Work required
Using the records below, locate all lines containing "Autónoma" and return them.

Extracted information

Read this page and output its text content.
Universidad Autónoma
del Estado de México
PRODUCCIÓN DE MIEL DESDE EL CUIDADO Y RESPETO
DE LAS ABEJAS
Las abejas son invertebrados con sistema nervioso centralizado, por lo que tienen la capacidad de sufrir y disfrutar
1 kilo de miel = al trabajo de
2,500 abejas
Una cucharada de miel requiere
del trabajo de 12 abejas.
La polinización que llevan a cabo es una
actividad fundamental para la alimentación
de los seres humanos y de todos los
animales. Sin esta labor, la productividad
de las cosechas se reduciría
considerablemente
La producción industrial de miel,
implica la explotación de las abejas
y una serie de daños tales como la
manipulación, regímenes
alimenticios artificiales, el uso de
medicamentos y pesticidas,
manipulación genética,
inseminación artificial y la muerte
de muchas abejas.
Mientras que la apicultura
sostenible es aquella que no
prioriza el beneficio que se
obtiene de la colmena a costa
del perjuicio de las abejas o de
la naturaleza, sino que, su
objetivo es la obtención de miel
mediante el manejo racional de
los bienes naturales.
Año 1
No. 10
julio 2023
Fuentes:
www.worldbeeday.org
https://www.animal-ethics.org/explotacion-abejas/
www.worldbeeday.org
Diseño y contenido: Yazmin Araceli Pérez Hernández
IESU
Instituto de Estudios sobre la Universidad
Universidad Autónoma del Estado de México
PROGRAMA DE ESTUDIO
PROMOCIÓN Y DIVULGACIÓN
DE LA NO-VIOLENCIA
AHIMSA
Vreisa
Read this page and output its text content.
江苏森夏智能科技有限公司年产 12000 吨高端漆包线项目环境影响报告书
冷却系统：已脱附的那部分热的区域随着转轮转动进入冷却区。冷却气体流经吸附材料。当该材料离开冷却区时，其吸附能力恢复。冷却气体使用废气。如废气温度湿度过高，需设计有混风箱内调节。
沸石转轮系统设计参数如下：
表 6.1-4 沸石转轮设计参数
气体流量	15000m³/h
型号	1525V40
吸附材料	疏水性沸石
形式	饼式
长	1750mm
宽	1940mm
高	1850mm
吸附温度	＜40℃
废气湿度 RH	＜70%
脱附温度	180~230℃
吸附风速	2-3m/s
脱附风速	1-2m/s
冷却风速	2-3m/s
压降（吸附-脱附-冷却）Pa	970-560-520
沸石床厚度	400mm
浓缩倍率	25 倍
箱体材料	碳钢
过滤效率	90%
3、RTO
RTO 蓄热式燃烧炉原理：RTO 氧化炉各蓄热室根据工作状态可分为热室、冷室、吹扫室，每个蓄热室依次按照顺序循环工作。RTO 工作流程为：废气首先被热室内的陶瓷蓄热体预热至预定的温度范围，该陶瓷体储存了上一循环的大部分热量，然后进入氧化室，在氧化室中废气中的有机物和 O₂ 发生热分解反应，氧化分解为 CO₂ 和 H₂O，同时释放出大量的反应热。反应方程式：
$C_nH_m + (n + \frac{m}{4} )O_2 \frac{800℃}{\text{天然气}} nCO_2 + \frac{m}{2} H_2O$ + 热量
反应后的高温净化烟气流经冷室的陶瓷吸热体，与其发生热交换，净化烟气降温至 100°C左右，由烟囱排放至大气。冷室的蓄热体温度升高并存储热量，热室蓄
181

Result of this task
Universidad Autónoma
Universidad Autónoma del Estado de México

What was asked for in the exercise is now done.